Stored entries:
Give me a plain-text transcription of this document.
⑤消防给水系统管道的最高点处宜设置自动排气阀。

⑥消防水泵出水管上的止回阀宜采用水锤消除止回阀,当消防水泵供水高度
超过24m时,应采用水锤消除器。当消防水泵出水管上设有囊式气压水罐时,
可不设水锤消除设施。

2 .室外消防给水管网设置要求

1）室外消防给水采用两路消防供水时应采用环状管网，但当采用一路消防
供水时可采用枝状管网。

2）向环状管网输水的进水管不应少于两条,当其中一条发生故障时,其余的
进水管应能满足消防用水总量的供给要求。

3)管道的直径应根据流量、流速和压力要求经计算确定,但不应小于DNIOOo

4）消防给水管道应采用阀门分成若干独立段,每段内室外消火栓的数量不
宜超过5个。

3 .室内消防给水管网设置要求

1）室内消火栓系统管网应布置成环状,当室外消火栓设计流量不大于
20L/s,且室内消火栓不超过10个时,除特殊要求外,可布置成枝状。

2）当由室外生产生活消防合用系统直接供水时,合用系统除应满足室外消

WHAT YOU SHOULD DO: Recite the full listing above exactly.

ANSWER TO THE TASK:
Give me a plain-text transcription of this document.
⑤消防给水系统管道的最高点处宜设置自动排气阀。

⑥消防水泵出水管上的止回阀宜采用水锤消除止回阀,当消防水泵供水高度
超过24m时,应采用水锤消除器。当消防水泵出水管上设有囊式气压水罐时,
可不设水锤消除设施。

2 .室外消防给水管网设置要求

1）室外消防给水采用两路消防供水时应采用环状管网，但当采用一路消防
供水时可采用枝状管网。

2）向环状管网输水的进水管不应少于两条,当其中一条发生故障时,其余的
进水管应能满足消防用水总量的供给要求。

3)管道的直径应根据流量、流速和压力要求经计算确定,但不应小于DNIOOo

4）消防给水管道应采用阀门分成若干独立段,每段内室外消火栓的数量不
宜超过5个。

3 .室内消防给水管网设置要求

1）室内消火栓系统管网应布置成环状,当室外消火栓设计流量不大于
20L/s,且室内消火栓不超过10个时,除特殊要求外,可布置成枝状。

2）当由室外生产生活消防合用系统直接供水时,合用系统除应满足室外消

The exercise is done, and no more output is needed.